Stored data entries
*****
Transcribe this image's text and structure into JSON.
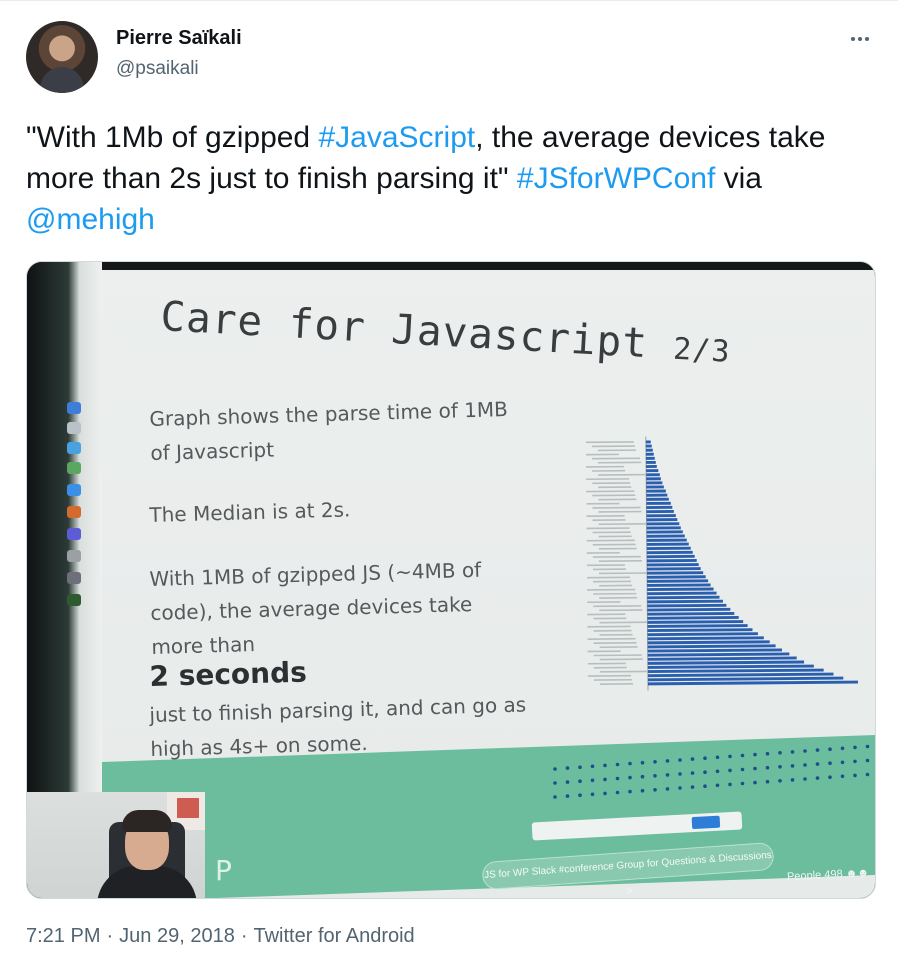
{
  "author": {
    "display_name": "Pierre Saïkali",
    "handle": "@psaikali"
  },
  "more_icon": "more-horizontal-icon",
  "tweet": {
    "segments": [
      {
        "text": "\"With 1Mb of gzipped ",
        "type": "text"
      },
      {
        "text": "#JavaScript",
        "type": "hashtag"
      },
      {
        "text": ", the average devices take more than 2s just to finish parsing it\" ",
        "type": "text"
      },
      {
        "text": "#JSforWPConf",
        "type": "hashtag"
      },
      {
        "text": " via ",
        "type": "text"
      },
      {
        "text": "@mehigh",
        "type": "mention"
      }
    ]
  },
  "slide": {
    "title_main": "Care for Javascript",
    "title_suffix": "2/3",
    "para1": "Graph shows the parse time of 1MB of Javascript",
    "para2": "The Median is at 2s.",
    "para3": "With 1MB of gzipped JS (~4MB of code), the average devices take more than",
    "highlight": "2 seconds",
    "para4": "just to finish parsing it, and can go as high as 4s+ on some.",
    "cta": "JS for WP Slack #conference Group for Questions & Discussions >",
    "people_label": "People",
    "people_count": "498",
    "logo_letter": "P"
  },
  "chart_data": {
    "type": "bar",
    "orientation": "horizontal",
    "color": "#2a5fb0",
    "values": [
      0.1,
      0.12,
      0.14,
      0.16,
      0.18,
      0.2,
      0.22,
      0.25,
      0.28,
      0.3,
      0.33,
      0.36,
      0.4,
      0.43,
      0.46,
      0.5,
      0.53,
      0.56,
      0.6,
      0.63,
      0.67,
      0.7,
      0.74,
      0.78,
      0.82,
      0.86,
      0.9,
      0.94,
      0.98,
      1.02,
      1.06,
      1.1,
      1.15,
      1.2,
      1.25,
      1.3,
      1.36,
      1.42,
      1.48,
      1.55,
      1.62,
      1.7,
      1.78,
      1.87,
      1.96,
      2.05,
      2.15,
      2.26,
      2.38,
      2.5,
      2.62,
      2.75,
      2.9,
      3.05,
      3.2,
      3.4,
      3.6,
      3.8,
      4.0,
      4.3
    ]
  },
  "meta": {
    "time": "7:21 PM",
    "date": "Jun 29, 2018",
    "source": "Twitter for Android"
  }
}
*****
What you are asked to do
From the listing above, collect every line that mentions the word "finish".

Exercise answer
        "text": ", the average devices take more than 2s just to finish parsing it\" ",
    "para4": "just to finish parsing it, and can go as high as 4s+ on some.",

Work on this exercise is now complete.